Stated problem: Write the data below out exactly as it stands. Do not include the pictures.

Data for processing:
———

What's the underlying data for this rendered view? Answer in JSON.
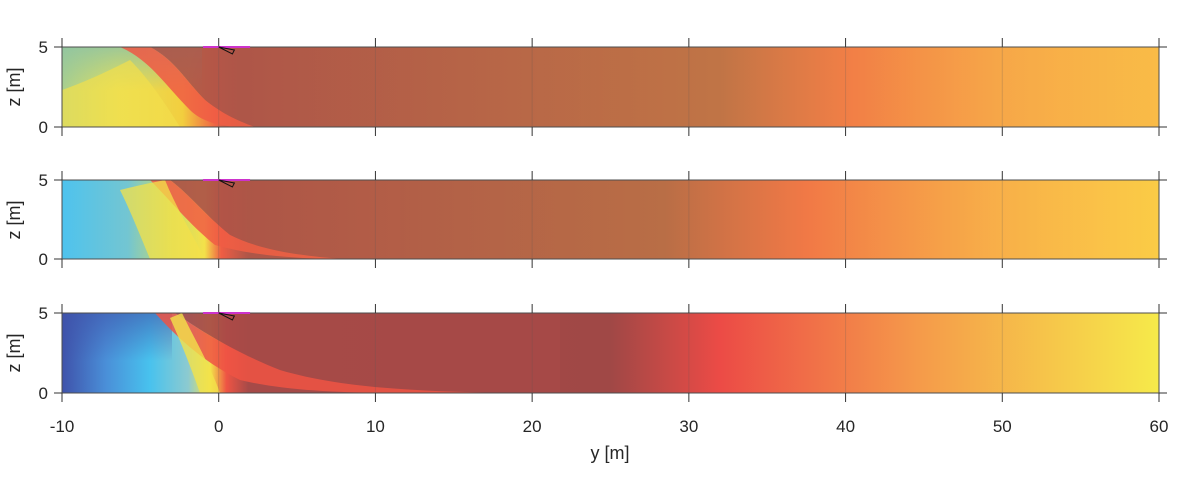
{
  "chart_data": {
    "type": "heatmap",
    "xlabel": "y [m]",
    "ylabel": "z [m]",
    "xlim": [
      -10,
      60
    ],
    "ylim": [
      0,
      5
    ],
    "xticks": [
      "-10",
      "0",
      "10",
      "20",
      "30",
      "40",
      "50",
      "60"
    ],
    "yticks": [
      "0",
      "5"
    ],
    "grid": true,
    "colorbar": "none",
    "colors": {
      "dark_blue": "#3d4fa8",
      "light_blue": "#45bfee",
      "teal": "#7cc6b8",
      "yellow": "#f4e94a",
      "orange": "#f7a64a",
      "red": "#ee4f48",
      "dark_red": "#a14848",
      "magenta_marker": "#cc33cc"
    },
    "panels": [
      {
        "name": "",
        "regions": [
          "teal-green upstream",
          "yellow plume",
          "dark red core",
          "red",
          "orange",
          "yellow-orange downstream"
        ]
      },
      {
        "name": "",
        "regions": [
          "light blue upstream",
          "yellow plume",
          "dark red core",
          "red",
          "orange",
          "yellow downstream"
        ]
      },
      {
        "name": "",
        "regions": [
          "dark blue upstream",
          "light blue",
          "yellow plume",
          "dark red core",
          "red",
          "orange",
          "yellow downstream"
        ]
      }
    ]
  }
}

———

Correct result:
What's the underlying data for this rendered view? Answer in JSON.
{
  "chart_data": {
    "type": "heatmap",
    "xlabel": "y [m]",
    "ylabel": "z [m]",
    "xlim": [
      -10,
      60
    ],
    "ylim": [
      0,
      5
    ],
    "xticks": [
      "-10",
      "0",
      "10",
      "20",
      "30",
      "40",
      "50",
      "60"
    ],
    "yticks": [
      "0",
      "5"
    ],
    "grid": true,
    "colorbar": "none",
    "colors": {
      "dark_blue": "#3d4fa8",
      "light_blue": "#45bfee",
      "teal": "#7cc6b8",
      "yellow": "#f4e94a",
      "orange": "#f7a64a",
      "red": "#ee4f48",
      "dark_red": "#a14848",
      "magenta_marker": "#cc33cc"
    },
    "panels": [
      {
        "name": "",
        "regions": [
          "teal-green upstream",
          "yellow plume",
          "dark red core",
          "red",
          "orange",
          "yellow-orange downstream"
        ]
      },
      {
        "name": "",
        "regions": [
          "light blue upstream",
          "yellow plume",
          "dark red core",
          "red",
          "orange",
          "yellow downstream"
        ]
      },
      {
        "name": "",
        "regions": [
          "dark blue upstream",
          "light blue",
          "yellow plume",
          "dark red core",
          "red",
          "orange",
          "yellow downstream"
        ]
      }
    ]
  }
}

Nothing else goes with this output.